• **Given task**
Give every line of the material again, exactly as written.

• **Records shown**
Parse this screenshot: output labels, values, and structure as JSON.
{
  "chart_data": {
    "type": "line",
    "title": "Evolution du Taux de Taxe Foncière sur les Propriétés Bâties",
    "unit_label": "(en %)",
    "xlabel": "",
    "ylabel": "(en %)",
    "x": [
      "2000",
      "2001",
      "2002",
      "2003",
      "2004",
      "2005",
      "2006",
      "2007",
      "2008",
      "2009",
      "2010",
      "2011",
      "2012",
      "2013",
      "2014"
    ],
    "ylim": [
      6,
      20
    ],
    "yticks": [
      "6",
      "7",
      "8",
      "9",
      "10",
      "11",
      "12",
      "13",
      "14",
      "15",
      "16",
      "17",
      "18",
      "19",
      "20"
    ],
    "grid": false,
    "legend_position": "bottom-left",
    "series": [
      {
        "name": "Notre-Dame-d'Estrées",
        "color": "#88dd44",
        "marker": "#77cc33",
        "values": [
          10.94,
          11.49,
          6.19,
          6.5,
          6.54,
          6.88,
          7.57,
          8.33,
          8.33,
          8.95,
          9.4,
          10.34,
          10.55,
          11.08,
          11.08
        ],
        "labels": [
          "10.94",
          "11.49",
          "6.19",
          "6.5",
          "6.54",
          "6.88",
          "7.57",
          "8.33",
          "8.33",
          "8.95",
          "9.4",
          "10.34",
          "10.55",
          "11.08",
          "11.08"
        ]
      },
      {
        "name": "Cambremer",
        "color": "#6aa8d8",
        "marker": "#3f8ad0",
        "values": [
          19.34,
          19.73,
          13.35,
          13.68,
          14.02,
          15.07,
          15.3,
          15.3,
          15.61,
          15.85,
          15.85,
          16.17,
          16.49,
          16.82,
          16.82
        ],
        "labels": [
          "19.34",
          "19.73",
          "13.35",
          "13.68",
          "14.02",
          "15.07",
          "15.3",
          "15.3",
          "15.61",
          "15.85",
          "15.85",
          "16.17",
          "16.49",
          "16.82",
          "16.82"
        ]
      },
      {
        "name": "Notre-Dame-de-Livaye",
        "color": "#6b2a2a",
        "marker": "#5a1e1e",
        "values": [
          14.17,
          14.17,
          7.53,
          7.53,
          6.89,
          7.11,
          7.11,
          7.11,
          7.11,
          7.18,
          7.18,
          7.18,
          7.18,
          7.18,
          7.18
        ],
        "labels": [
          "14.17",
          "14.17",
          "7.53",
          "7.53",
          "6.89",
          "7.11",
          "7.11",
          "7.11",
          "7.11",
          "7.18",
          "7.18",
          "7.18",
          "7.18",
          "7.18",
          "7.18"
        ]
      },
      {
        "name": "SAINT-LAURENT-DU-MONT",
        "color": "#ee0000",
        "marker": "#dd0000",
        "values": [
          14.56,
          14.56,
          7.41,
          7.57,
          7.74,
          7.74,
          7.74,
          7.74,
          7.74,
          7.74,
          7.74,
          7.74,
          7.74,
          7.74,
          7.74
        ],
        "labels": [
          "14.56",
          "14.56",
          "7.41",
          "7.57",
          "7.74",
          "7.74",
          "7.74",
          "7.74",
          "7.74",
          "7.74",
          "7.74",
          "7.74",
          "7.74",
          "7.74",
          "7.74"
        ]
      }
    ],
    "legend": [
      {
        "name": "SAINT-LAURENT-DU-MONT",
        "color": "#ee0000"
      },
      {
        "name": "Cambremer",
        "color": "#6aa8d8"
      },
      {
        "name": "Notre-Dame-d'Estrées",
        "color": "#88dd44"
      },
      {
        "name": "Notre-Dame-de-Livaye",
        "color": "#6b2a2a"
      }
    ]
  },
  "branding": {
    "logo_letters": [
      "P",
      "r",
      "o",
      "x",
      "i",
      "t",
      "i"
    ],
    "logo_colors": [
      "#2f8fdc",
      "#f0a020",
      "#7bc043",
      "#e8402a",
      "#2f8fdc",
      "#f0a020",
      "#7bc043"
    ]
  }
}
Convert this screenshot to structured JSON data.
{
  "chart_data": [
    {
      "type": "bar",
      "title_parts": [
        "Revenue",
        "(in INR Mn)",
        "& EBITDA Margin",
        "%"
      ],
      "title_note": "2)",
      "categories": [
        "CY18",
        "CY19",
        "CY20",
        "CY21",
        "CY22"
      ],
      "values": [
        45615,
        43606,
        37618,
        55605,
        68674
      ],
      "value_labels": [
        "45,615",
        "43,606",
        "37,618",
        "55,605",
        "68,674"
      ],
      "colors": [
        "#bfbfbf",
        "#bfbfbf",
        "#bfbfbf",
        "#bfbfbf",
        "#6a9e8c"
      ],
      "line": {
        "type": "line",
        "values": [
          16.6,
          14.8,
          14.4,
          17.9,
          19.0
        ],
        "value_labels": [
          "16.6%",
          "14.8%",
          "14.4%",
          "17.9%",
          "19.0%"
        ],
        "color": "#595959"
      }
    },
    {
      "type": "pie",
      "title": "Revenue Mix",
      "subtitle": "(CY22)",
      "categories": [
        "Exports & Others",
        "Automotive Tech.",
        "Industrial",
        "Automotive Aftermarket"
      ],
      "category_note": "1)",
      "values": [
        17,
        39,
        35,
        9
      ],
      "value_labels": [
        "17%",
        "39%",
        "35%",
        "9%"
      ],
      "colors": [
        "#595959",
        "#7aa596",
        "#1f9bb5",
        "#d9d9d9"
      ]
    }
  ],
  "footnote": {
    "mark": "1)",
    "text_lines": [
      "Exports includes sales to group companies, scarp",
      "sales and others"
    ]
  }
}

• **Exercise result**
Parse this screenshot: output labels, values, and structure as JSON.
{
  "chart_data": {
    "type": "line",
    "title": "Evolution du Taux de Taxe Foncière sur les Propriétés Bâties",
    "unit_label": "(en %)",
    "xlabel": "",
    "ylabel": "(en %)",
    "x": [
      "2000",
      "2001",
      "2002",
      "2003",
      "2004",
      "2005",
      "2006",
      "2007",
      "2008",
      "2009",
      "2010",
      "2011",
      "2012",
      "2013",
      "2014"
    ],
    "ylim": [
      6,
      20
    ],
    "yticks": [
      "6",
      "7",
      "8",
      "9",
      "10",
      "11",
      "12",
      "13",
      "14",
      "15",
      "16",
      "17",
      "18",
      "19",
      "20"
    ],
    "grid": false,
    "legend_position": "bottom-left",
    "series": [
      {
        "name": "Notre-Dame-d'Estrées",
        "color": "#88dd44",
        "marker": "#77cc33",
        "values": [
          10.94,
          11.49,
          6.19,
          6.5,
          6.54,
          6.88,
          7.57,
          8.33,
          8.33,
          8.95,
          9.4,
          10.34,
          10.55,
          11.08,
          11.08
        ],
        "labels": [
          "10.94",
          "11.49",
          "6.19",
          "6.5",
          "6.54",
          "6.88",
          "7.57",
          "8.33",
          "8.33",
          "8.95",
          "9.4",
          "10.34",
          "10.55",
          "11.08",
          "11.08"
        ]
      },
      {
        "name": "Cambremer",
        "color": "#6aa8d8",
        "marker": "#3f8ad0",
        "values": [
          19.34,
          19.73,
          13.35,
          13.68,
          14.02,
          15.07,
          15.3,
          15.3,
          15.61,
          15.85,
          15.85,
          16.17,
          16.49,
          16.82,
          16.82
        ],
        "labels": [
          "19.34",
          "19.73",
          "13.35",
          "13.68",
          "14.02",
          "15.07",
          "15.3",
          "15.3",
          "15.61",
          "15.85",
          "15.85",
          "16.17",
          "16.49",
          "16.82",
          "16.82"
        ]
      },
      {
        "name": "Notre-Dame-de-Livaye",
        "color": "#6b2a2a",
        "marker": "#5a1e1e",
        "values": [
          14.17,
          14.17,
          7.53,
          7.53,
          6.89,
          7.11,
          7.11,
          7.11,
          7.11,
          7.18,
          7.18,
          7.18,
          7.18,
          7.18,
          7.18
        ],
        "labels": [
          "14.17",
          "14.17",
          "7.53",
          "7.53",
          "6.89",
          "7.11",
          "7.11",
          "7.11",
          "7.11",
          "7.18",
          "7.18",
          "7.18",
          "7.18",
          "7.18",
          "7.18"
        ]
      },
      {
        "name": "SAINT-LAURENT-DU-MONT",
        "color": "#ee0000",
        "marker": "#dd0000",
        "values": [
          14.56,
          14.56,
          7.41,
          7.57,
          7.74,
          7.74,
          7.74,
          7.74,
          7.74,
          7.74,
          7.74,
          7.74,
          7.74,
          7.74,
          7.74
        ],
        "labels": [
          "14.56",
          "14.56",
          "7.41",
          "7.57",
          "7.74",
          "7.74",
          "7.74",
          "7.74",
          "7.74",
          "7.74",
          "7.74",
          "7.74",
          "7.74",
          "7.74",
          "7.74"
        ]
      }
    ],
    "legend": [
      {
        "name": "SAINT-LAURENT-DU-MONT",
        "color": "#ee0000"
      },
      {
        "name": "Cambremer",
        "color": "#6aa8d8"
      },
      {
        "name": "Notre-Dame-d'Estrées",
        "color": "#88dd44"
      },
      {
        "name": "Notre-Dame-de-Livaye",
        "color": "#6b2a2a"
      }
    ]
  },
  "branding": {
    "logo_letters": [
      "P",
      "r",
      "o",
      "x",
      "i",
      "t",
      "i"
    ],
    "logo_colors": [
      "#2f8fdc",
      "#f0a020",
      "#7bc043",
      "#e8402a",
      "#2f8fdc",
      "#f0a020",
      "#7bc043"
    ]
  }
}
Convert this screenshot to structured JSON data.
{
  "chart_data": [
    {
      "type": "bar",
      "title_parts": [
        "Revenue",
        "(in INR Mn)",
        "& EBITDA Margin",
        "%"
      ],
      "title_note": "2)",
      "categories": [
        "CY18",
        "CY19",
        "CY20",
        "CY21",
        "CY22"
      ],
      "values": [
        45615,
        43606,
        37618,
        55605,
        68674
      ],
      "value_labels": [
        "45,615",
        "43,606",
        "37,618",
        "55,605",
        "68,674"
      ],
      "colors": [
        "#bfbfbf",
        "#bfbfbf",
        "#bfbfbf",
        "#bfbfbf",
        "#6a9e8c"
      ],
      "line": {
        "type": "line",
        "values": [
          16.6,
          14.8,
          14.4,
          17.9,
          19.0
        ],
        "value_labels": [
          "16.6%",
          "14.8%",
          "14.4%",
          "17.9%",
          "19.0%"
        ],
        "color": "#595959"
      }
    },
    {
      "type": "pie",
      "title": "Revenue Mix",
      "subtitle": "(CY22)",
      "categories": [
        "Exports & Others",
        "Automotive Tech.",
        "Industrial",
        "Automotive Aftermarket"
      ],
      "category_note": "1)",
      "values": [
        17,
        39,
        35,
        9
      ],
      "value_labels": [
        "17%",
        "39%",
        "35%",
        "9%"
      ],
      "colors": [
        "#595959",
        "#7aa596",
        "#1f9bb5",
        "#d9d9d9"
      ]
    }
  ],
  "footnote": {
    "mark": "1)",
    "text_lines": [
      "Exports includes sales to group companies, scarp",
      "sales and others"
    ]
  }
}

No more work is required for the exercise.